Goal>
Gather each line containing the string "this" from these entries.

**** Data records ****

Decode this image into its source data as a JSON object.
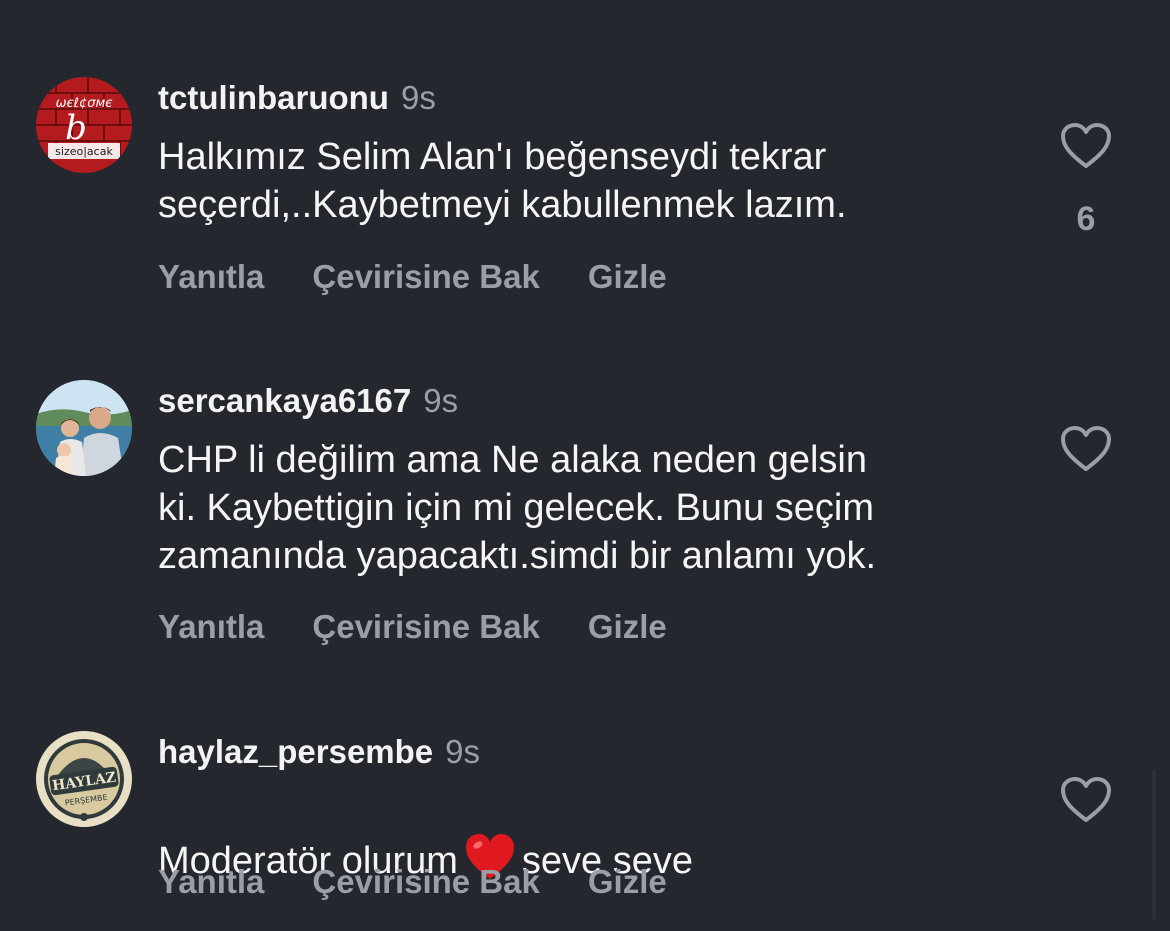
{
  "colors": {
    "background": "#24272e",
    "text": "#f5f5f5",
    "muted": "#9a9ea6",
    "emoji_heart": "#e0181f"
  },
  "actions": {
    "reply": "Yanıtla",
    "translate": "Çevirisine Bak",
    "hide": "Gizle"
  },
  "comments": [
    {
      "username": "tctulinbaruonu",
      "time": "9s",
      "text": "Halkımız Selim Alan'ı beğenseydi tekrar\nseçerdi,..Kaybetmeyi kabullenmek lazım.",
      "likes": "6",
      "avatar_text_top": "ωєℓ¢σмє",
      "avatar_text_bottom": "sizeo|acak",
      "icon": "heart-outline-icon"
    },
    {
      "username": "sercankaya6167",
      "time": "9s",
      "text": "CHP li değilim ama Ne alaka neden gelsin\nki. Kaybettigin için mi gelecek. Bunu seçim\nzamanında yapacaktı.simdi bir anlamı yok.",
      "icon": "heart-outline-icon"
    },
    {
      "username": "haylaz_persembe",
      "time": "9s",
      "text_before": "Moderatör olurum",
      "text_after": "seve seve",
      "avatar_logo_text": "HAYLAZ",
      "avatar_logo_sub": "PERŞEMBE",
      "icon": "heart-outline-icon"
    }
  ]
}
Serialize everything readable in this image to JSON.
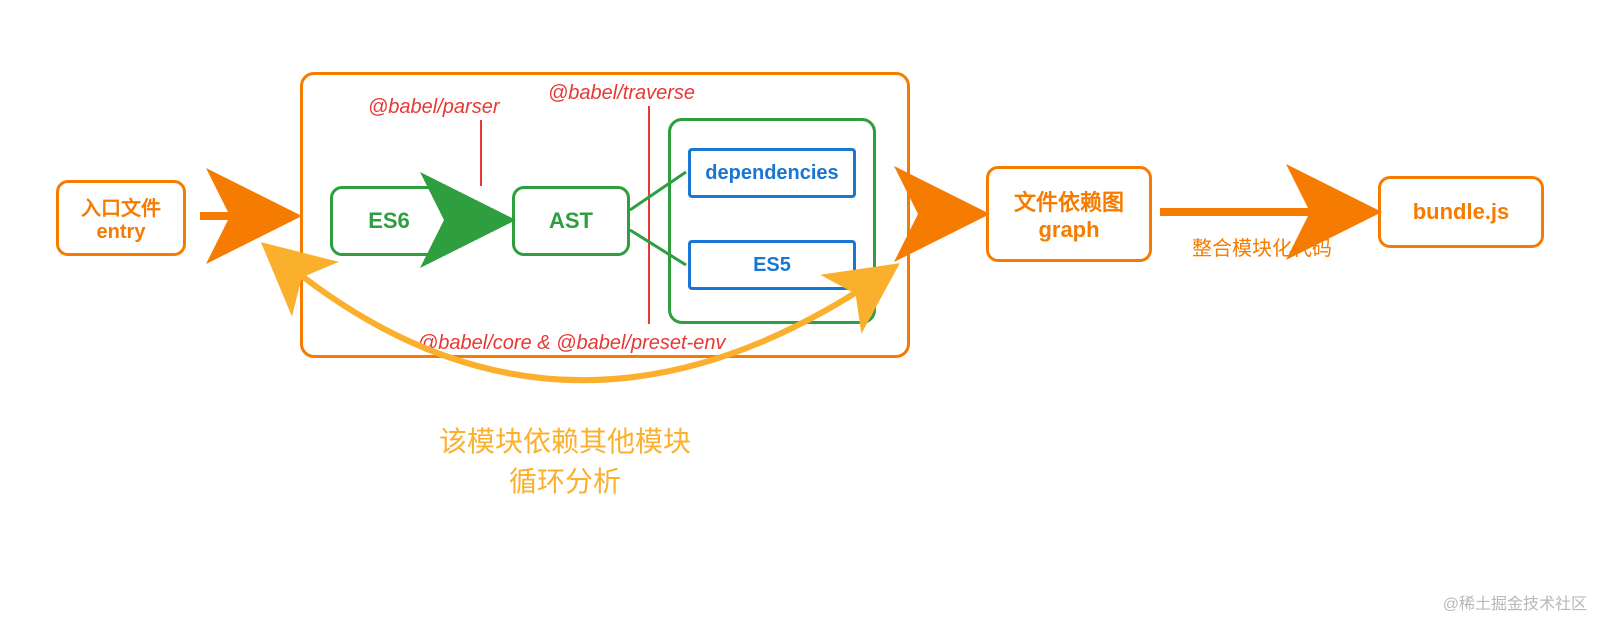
{
  "entry": {
    "line1": "入口文件",
    "line2": "entry"
  },
  "process": {
    "es6": "ES6",
    "ast": "AST",
    "dependencies": "dependencies",
    "es5": "ES5",
    "parser_label": "@babel/parser",
    "traverse_label": "@babel/traverse",
    "core_label": "@babel/core & @babel/preset-env"
  },
  "graph": {
    "line1": "文件依赖图",
    "line2": "graph"
  },
  "bundle": {
    "label": "bundle.js"
  },
  "arrow_label": "整合模块化代码",
  "loop": {
    "line1": "该模块依赖其他模块",
    "line2": "循环分析"
  },
  "watermark": "@稀土掘金技术社区"
}
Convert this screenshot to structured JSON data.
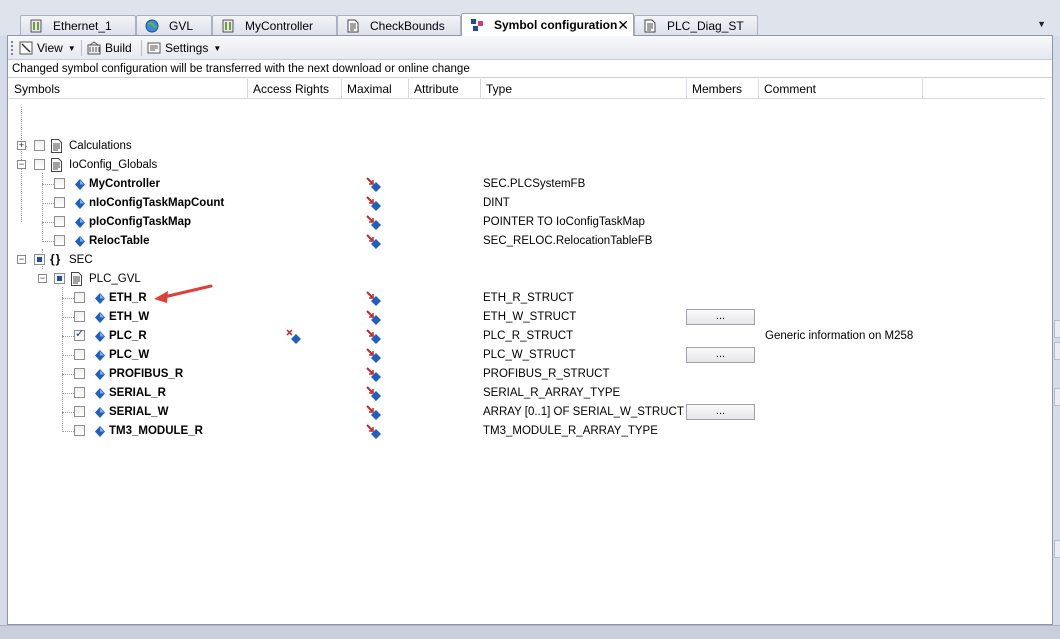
{
  "tabs": [
    {
      "label": "Ethernet_1",
      "icon": "device-icon"
    },
    {
      "label": "GVL",
      "icon": "globe-icon"
    },
    {
      "label": "MyController",
      "icon": "device-icon"
    },
    {
      "label": "CheckBounds",
      "icon": "document-icon"
    },
    {
      "label": "Symbol configuration",
      "icon": "symbol-config-icon",
      "active": true,
      "close": "✕"
    },
    {
      "label": "PLC_Diag_ST",
      "icon": "document-icon"
    }
  ],
  "toolbar": {
    "view_label": "View",
    "build_label": "Build",
    "settings_label": "Settings"
  },
  "info_message": "Changed symbol configuration will be transferred with the next download or online change",
  "columns": {
    "symbols": "Symbols",
    "access_rights": "Access Rights",
    "maximal": "Maximal",
    "attribute": "Attribute",
    "type": "Type",
    "members": "Members",
    "comment": "Comment"
  },
  "members_button_label": "...",
  "rows": [
    {
      "name": "Calculations",
      "type": "",
      "comment": ""
    },
    {
      "name": "IoConfig_Globals",
      "type": "",
      "comment": ""
    },
    {
      "name": "MyController",
      "type": "SEC.PLCSystemFB",
      "comment": ""
    },
    {
      "name": "nIoConfigTaskMapCount",
      "type": "DINT",
      "comment": ""
    },
    {
      "name": "pIoConfigTaskMap",
      "type": "POINTER TO IoConfigTaskMap",
      "comment": ""
    },
    {
      "name": "RelocTable",
      "type": "SEC_RELOC.RelocationTableFB",
      "comment": ""
    },
    {
      "name": "SEC",
      "type": "",
      "comment": ""
    },
    {
      "name": "PLC_GVL",
      "type": "",
      "comment": ""
    },
    {
      "name": "ETH_R",
      "type": "ETH_R_STRUCT",
      "comment": ""
    },
    {
      "name": "ETH_W",
      "type": "ETH_W_STRUCT",
      "comment": ""
    },
    {
      "name": "PLC_R",
      "type": "PLC_R_STRUCT",
      "comment": "Generic information on M258"
    },
    {
      "name": "PLC_W",
      "type": "PLC_W_STRUCT",
      "comment": ""
    },
    {
      "name": "PROFIBUS_R",
      "type": "PROFIBUS_R_STRUCT",
      "comment": ""
    },
    {
      "name": "SERIAL_R",
      "type": "SERIAL_R_ARRAY_TYPE",
      "comment": ""
    },
    {
      "name": "SERIAL_W",
      "type": "ARRAY [0..1] OF SERIAL_W_STRUCT",
      "comment": ""
    },
    {
      "name": "TM3_MODULE_R",
      "type": "TM3_MODULE_R_ARRAY_TYPE",
      "comment": ""
    }
  ],
  "colors": {
    "frame_bg": "#d6dbe9",
    "var_icon": "#1f5fbf",
    "annotation_arrow": "#e0403a"
  }
}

****

Exercise answer>
Decode this image into its source data as a JSON object.
Serialize everything readable in this image to JSON.
Convert this screenshot to structured JSON data.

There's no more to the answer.